- **Short problem**: Below is a set of records. Repeat all of them exactly.
>> start Listing
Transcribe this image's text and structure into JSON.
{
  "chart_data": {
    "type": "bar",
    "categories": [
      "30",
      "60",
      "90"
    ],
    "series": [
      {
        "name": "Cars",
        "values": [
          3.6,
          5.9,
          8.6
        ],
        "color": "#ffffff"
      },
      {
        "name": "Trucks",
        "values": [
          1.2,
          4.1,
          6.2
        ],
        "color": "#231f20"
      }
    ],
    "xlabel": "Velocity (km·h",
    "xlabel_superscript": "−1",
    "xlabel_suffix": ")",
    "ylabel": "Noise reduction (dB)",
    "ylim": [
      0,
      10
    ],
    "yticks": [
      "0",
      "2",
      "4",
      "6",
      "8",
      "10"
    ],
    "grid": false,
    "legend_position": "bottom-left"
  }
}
>> end Listing
- **Exercise result**:
Transcribe this image's text and structure into JSON.
{
  "chart_data": {
    "type": "bar",
    "categories": [
      "30",
      "60",
      "90"
    ],
    "series": [
      {
        "name": "Cars",
        "values": [
          3.6,
          5.9,
          8.6
        ],
        "color": "#ffffff"
      },
      {
        "name": "Trucks",
        "values": [
          1.2,
          4.1,
          6.2
        ],
        "color": "#231f20"
      }
    ],
    "xlabel": "Velocity (km·h",
    "xlabel_superscript": "−1",
    "xlabel_suffix": ")",
    "ylabel": "Noise reduction (dB)",
    "ylim": [
      0,
      10
    ],
    "yticks": [
      "0",
      "2",
      "4",
      "6",
      "8",
      "10"
    ],
    "grid": false,
    "legend_position": "bottom-left"
  }
}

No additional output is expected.